Instructions to follow: Return each line of the material verbatim.
-- begin --
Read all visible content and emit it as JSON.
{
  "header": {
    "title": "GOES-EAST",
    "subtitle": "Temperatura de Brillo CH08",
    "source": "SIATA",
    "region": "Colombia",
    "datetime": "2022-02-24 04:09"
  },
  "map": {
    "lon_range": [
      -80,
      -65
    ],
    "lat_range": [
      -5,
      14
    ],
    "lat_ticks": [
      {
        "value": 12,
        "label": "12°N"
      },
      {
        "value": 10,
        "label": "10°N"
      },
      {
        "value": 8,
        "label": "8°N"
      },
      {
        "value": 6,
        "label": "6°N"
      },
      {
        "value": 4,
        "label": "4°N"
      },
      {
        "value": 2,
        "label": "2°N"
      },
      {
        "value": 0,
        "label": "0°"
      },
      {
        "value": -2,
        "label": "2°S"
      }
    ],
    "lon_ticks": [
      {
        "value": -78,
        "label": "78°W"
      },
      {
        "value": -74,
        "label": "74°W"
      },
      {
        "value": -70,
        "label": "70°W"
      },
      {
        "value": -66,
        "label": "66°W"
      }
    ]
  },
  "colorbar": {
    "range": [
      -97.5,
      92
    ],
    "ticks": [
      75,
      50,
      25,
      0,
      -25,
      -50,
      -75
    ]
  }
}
-- end --
Result below:
Read all visible content and emit it as JSON.
{
  "header": {
    "title": "GOES-EAST",
    "subtitle": "Temperatura de Brillo CH08",
    "source": "SIATA",
    "region": "Colombia",
    "datetime": "2022-02-24 04:09"
  },
  "map": {
    "lon_range": [
      -80,
      -65
    ],
    "lat_range": [
      -5,
      14
    ],
    "lat_ticks": [
      {
        "value": 12,
        "label": "12°N"
      },
      {
        "value": 10,
        "label": "10°N"
      },
      {
        "value": 8,
        "label": "8°N"
      },
      {
        "value": 6,
        "label": "6°N"
      },
      {
        "value": 4,
        "label": "4°N"
      },
      {
        "value": 2,
        "label": "2°N"
      },
      {
        "value": 0,
        "label": "0°"
      },
      {
        "value": -2,
        "label": "2°S"
      }
    ],
    "lon_ticks": [
      {
        "value": -78,
        "label": "78°W"
      },
      {
        "value": -74,
        "label": "74°W"
      },
      {
        "value": -70,
        "label": "70°W"
      },
      {
        "value": -66,
        "label": "66°W"
      }
    ]
  },
  "colorbar": {
    "range": [
      -97.5,
      92
    ],
    "ticks": [
      75,
      50,
      25,
      0,
      -25,
      -50,
      -75
    ]
  }
}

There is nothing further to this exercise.